# START OF Extracted records

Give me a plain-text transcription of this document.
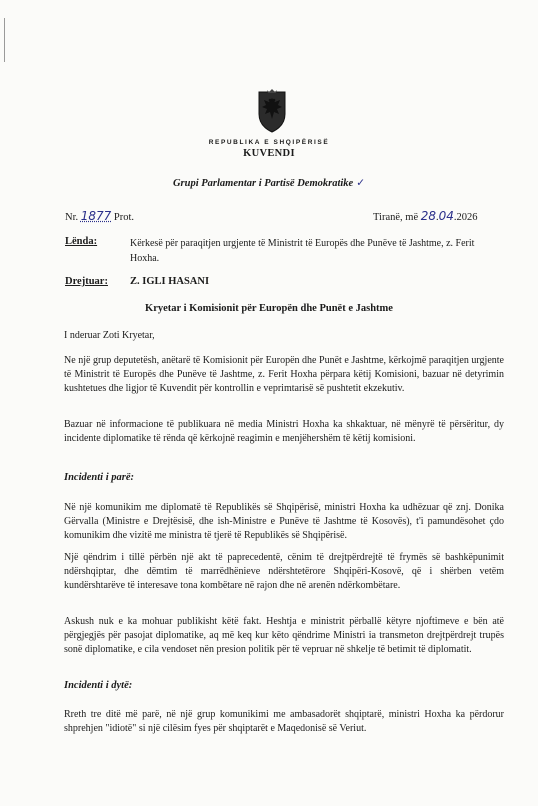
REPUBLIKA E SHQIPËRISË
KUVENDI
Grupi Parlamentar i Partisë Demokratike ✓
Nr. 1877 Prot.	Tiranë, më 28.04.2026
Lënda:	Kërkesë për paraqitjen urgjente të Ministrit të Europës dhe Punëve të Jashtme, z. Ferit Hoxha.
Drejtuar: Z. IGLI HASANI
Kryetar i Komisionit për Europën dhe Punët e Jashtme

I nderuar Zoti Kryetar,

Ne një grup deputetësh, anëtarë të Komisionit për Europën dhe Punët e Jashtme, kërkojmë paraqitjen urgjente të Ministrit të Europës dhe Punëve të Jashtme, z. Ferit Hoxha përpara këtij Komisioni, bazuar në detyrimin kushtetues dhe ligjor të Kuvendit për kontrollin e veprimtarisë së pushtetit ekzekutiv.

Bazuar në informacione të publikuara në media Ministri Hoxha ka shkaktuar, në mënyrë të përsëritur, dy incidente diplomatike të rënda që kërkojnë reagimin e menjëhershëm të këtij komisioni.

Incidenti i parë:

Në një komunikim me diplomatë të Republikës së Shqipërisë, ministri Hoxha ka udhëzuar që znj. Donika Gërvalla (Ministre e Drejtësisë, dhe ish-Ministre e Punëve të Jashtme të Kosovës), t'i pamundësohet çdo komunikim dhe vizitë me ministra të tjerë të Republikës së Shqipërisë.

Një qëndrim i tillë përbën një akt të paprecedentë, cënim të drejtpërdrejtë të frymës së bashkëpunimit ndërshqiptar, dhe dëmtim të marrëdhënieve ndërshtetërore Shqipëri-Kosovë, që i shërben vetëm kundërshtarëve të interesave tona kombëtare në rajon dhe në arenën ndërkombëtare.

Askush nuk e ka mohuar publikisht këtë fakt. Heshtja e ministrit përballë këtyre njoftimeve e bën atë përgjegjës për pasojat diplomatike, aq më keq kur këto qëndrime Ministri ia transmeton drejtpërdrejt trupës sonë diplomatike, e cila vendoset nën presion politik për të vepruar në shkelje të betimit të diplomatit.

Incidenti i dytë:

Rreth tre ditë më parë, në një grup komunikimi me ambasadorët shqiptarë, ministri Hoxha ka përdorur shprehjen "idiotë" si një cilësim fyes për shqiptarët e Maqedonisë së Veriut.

# END OF Extracted records

## Your objective:
Copy all the data exactly as written, but skip any picture.

## Solution below:
Give me a plain-text transcription of this document.
REPUBLIKA E SHQIPËRISË
KUVENDI
Grupi Parlamentar i Partisë Demokratike ✓
Nr. 1877 Prot.	Tiranë, më 28.04.2026
Lënda:	Kërkesë për paraqitjen urgjente të Ministrit të Europës dhe Punëve të Jashtme, z. Ferit Hoxha.
Drejtuar: Z. IGLI HASANI
Kryetar i Komisionit për Europën dhe Punët e Jashtme

I nderuar Zoti Kryetar,

Ne një grup deputetësh, anëtarë të Komisionit për Europën dhe Punët e Jashtme, kërkojmë paraqitjen urgjente të Ministrit të Europës dhe Punëve të Jashtme, z. Ferit Hoxha përpara këtij Komisioni, bazuar në detyrimin kushtetues dhe ligjor të Kuvendit për kontrollin e veprimtarisë së pushtetit ekzekutiv.

Bazuar në informacione të publikuara në media Ministri Hoxha ka shkaktuar, në mënyrë të përsëritur, dy incidente diplomatike të rënda që kërkojnë reagimin e menjëhershëm të këtij komisioni.

Incidenti i parë:

Në një komunikim me diplomatë të Republikës së Shqipërisë, ministri Hoxha ka udhëzuar që znj. Donika Gërvalla (Ministre e Drejtësisë, dhe ish-Ministre e Punëve të Jashtme të Kosovës), t'i pamundësohet çdo komunikim dhe vizitë me ministra të tjerë të Republikës së Shqipërisë.

Një qëndrim i tillë përbën një akt të paprecedentë, cënim të drejtpërdrejtë të frymës së bashkëpunimit ndërshqiptar, dhe dëmtim të marrëdhënieve ndërshtetërore Shqipëri-Kosovë, që i shërben vetëm kundërshtarëve të interesave tona kombëtare në rajon dhe në arenën ndërkombëtare.

Askush nuk e ka mohuar publikisht këtë fakt. Heshtja e ministrit përballë këtyre njoftimeve e bën atë përgjegjës për pasojat diplomatike, aq më keq kur këto qëndrime Ministri ia transmeton drejtpërdrejt trupës sonë diplomatike, e cila vendoset nën presion politik për të vepruar në shkelje të betimit të diplomatit.

Incidenti i dytë:

Rreth tre ditë më parë, në një grup komunikimi me ambasadorët shqiptarë, ministri Hoxha ka përdorur shprehjen "idiotë" si një cilësim fyes për shqiptarët e Maqedonisë së Veriut.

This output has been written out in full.